## Exercise goal
Provide the number of lines containing the word "подготовке", and nothing else.

## Supplied records
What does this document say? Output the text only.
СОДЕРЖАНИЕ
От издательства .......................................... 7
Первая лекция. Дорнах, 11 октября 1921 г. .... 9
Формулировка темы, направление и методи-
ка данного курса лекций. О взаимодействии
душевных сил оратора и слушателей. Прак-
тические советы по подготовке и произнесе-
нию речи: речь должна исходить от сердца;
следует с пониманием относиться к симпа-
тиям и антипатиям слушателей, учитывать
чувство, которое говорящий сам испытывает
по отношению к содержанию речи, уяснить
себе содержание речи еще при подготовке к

## Exercise result
2